Exercise requirements ▸ Each entry must be reproduced precisely as it stands.
═══ Data shown ═══
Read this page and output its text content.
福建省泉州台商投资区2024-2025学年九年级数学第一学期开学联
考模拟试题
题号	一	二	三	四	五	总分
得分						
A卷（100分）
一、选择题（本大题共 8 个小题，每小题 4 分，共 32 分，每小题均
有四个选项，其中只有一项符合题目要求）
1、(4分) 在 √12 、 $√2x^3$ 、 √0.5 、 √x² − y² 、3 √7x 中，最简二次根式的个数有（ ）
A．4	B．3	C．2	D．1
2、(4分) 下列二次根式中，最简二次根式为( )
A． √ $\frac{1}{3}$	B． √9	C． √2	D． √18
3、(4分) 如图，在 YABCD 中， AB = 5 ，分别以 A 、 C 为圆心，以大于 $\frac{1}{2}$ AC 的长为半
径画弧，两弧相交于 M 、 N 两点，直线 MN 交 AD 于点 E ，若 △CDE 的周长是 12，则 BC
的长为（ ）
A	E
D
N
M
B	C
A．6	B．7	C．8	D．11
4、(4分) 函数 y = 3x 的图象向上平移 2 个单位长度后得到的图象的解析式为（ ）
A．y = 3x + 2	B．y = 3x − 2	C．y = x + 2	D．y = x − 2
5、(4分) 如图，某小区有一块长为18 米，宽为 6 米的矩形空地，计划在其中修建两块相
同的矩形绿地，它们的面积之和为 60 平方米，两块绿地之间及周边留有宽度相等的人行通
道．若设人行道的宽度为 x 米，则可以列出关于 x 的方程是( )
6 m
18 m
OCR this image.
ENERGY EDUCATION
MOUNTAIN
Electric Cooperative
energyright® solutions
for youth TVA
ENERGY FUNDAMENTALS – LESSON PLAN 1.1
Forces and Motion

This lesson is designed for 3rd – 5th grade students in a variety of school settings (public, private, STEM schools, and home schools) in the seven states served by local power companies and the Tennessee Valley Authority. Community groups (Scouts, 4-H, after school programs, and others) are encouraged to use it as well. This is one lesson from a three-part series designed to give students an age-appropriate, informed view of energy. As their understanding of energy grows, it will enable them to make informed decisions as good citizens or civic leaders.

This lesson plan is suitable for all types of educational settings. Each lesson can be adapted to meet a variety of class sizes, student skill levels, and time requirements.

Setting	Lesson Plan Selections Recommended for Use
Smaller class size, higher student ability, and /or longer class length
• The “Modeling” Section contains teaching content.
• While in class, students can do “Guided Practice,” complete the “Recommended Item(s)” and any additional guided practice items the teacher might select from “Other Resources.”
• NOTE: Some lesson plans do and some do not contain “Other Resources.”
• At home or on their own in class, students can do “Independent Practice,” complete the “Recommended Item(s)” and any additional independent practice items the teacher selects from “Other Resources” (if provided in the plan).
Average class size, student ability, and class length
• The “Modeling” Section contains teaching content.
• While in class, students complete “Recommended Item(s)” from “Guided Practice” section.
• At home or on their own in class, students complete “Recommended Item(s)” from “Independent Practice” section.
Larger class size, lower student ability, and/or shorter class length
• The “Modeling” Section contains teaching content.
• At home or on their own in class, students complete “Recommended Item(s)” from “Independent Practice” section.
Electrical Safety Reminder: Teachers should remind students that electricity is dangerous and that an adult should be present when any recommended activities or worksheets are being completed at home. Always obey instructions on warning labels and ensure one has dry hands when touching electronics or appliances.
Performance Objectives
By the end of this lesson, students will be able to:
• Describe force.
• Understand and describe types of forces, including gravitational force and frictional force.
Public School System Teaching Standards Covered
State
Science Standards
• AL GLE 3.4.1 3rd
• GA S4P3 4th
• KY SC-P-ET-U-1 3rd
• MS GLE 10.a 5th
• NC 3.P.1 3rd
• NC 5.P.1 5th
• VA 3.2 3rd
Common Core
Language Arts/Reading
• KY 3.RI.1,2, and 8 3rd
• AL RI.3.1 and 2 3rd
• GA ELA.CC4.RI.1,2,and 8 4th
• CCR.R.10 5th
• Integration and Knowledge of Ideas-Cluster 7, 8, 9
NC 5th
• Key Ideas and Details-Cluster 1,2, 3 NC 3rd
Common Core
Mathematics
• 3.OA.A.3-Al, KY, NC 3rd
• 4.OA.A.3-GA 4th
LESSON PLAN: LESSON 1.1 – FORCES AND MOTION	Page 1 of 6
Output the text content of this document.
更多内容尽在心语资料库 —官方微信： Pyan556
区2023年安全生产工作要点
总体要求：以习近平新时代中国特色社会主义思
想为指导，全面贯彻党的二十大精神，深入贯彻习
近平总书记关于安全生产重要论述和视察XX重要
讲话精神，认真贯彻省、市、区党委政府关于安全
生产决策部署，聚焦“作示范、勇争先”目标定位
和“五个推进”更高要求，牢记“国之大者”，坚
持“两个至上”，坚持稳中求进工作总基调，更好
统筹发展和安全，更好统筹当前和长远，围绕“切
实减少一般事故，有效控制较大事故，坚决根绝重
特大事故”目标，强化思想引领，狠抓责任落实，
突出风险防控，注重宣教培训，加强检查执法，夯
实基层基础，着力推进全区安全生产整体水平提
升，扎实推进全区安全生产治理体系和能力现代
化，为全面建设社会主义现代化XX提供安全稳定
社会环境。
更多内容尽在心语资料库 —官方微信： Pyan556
═══
The response ▸
Read this page and output its text content.
福建省泉州台商投资区2024-2025学年九年级数学第一学期开学联
考模拟试题
题号	一	二	三	四	五	总分
得分						
A卷（100分）
一、选择题（本大题共 8 个小题，每小题 4 分，共 32 分，每小题均
有四个选项，其中只有一项符合题目要求）
1、(4分) 在 √12 、 $√2x^3$ 、 √0.5 、 √x² − y² 、3 √7x 中，最简二次根式的个数有（ ）
A．4	B．3	C．2	D．1
2、(4分) 下列二次根式中，最简二次根式为( )
A． √ $\frac{1}{3}$	B． √9	C． √2	D． √18
3、(4分) 如图，在 YABCD 中， AB = 5 ，分别以 A 、 C 为圆心，以大于 $\frac{1}{2}$ AC 的长为半
径画弧，两弧相交于 M 、 N 两点，直线 MN 交 AD 于点 E ，若 △CDE 的周长是 12，则 BC
的长为（ ）
A	E
D
N
M
B	C
A．6	B．7	C．8	D．11
4、(4分) 函数 y = 3x 的图象向上平移 2 个单位长度后得到的图象的解析式为（ ）
A．y = 3x + 2	B．y = 3x − 2	C．y = x + 2	D．y = x − 2
5、(4分) 如图，某小区有一块长为18 米，宽为 6 米的矩形空地，计划在其中修建两块相
同的矩形绿地，它们的面积之和为 60 平方米，两块绿地之间及周边留有宽度相等的人行通
道．若设人行道的宽度为 x 米，则可以列出关于 x 的方程是( )
6 m
18 m
OCR this image.
ENERGY EDUCATION
MOUNTAIN
Electric Cooperative
energyright® solutions
for youth TVA
ENERGY FUNDAMENTALS – LESSON PLAN 1.1
Forces and Motion

This lesson is designed for 3rd – 5th grade students in a variety of school settings (public, private, STEM schools, and home schools) in the seven states served by local power companies and the Tennessee Valley Authority. Community groups (Scouts, 4-H, after school programs, and others) are encouraged to use it as well. This is one lesson from a three-part series designed to give students an age-appropriate, informed view of energy. As their understanding of energy grows, it will enable them to make informed decisions as good citizens or civic leaders.

This lesson plan is suitable for all types of educational settings. Each lesson can be adapted to meet a variety of class sizes, student skill levels, and time requirements.

Setting	Lesson Plan Selections Recommended for Use
Smaller class size, higher student ability, and /or longer class length
• The “Modeling” Section contains teaching content.
• While in class, students can do “Guided Practice,” complete the “Recommended Item(s)” and any additional guided practice items the teacher might select from “Other Resources.”
• NOTE: Some lesson plans do and some do not contain “Other Resources.”
• At home or on their own in class, students can do “Independent Practice,” complete the “Recommended Item(s)” and any additional independent practice items the teacher selects from “Other Resources” (if provided in the plan).
Average class size, student ability, and class length
• The “Modeling” Section contains teaching content.
• While in class, students complete “Recommended Item(s)” from “Guided Practice” section.
• At home or on their own in class, students complete “Recommended Item(s)” from “Independent Practice” section.
Larger class size, lower student ability, and/or shorter class length
• The “Modeling” Section contains teaching content.
• At home or on their own in class, students complete “Recommended Item(s)” from “Independent Practice” section.
Electrical Safety Reminder: Teachers should remind students that electricity is dangerous and that an adult should be present when any recommended activities or worksheets are being completed at home. Always obey instructions on warning labels and ensure one has dry hands when touching electronics or appliances.
Performance Objectives
By the end of this lesson, students will be able to:
• Describe force.
• Understand and describe types of forces, including gravitational force and frictional force.
Public School System Teaching Standards Covered
State
Science Standards
• AL GLE 3.4.1 3rd
• GA S4P3 4th
• KY SC-P-ET-U-1 3rd
• MS GLE 10.a 5th
• NC 3.P.1 3rd
• NC 5.P.1 5th
• VA 3.2 3rd
Common Core
Language Arts/Reading
• KY 3.RI.1,2, and 8 3rd
• AL RI.3.1 and 2 3rd
• GA ELA.CC4.RI.1,2,and 8 4th
• CCR.R.10 5th
• Integration and Knowledge of Ideas-Cluster 7, 8, 9
NC 5th
• Key Ideas and Details-Cluster 1,2, 3 NC 3rd
Common Core
Mathematics
• 3.OA.A.3-Al, KY, NC 3rd
• 4.OA.A.3-GA 4th
LESSON PLAN: LESSON 1.1 – FORCES AND MOTION	Page 1 of 6
Output the text content of this document.
更多内容尽在心语资料库 —官方微信： Pyan556
区2023年安全生产工作要点
总体要求：以习近平新时代中国特色社会主义思
想为指导，全面贯彻党的二十大精神，深入贯彻习
近平总书记关于安全生产重要论述和视察XX重要
讲话精神，认真贯彻省、市、区党委政府关于安全
生产决策部署，聚焦“作示范、勇争先”目标定位
和“五个推进”更高要求，牢记“国之大者”，坚
持“两个至上”，坚持稳中求进工作总基调，更好
统筹发展和安全，更好统筹当前和长远，围绕“切
实减少一般事故，有效控制较大事故，坚决根绝重
特大事故”目标，强化思想引领，狠抓责任落实，
突出风险防控，注重宣教培训，加强检查执法，夯
实基层基础，着力推进全区安全生产整体水平提
升，扎实推进全区安全生产治理体系和能力现代
化，为全面建设社会主义现代化XX提供安全稳定
社会环境。
更多内容尽在心语资料库 —官方微信： Pyan556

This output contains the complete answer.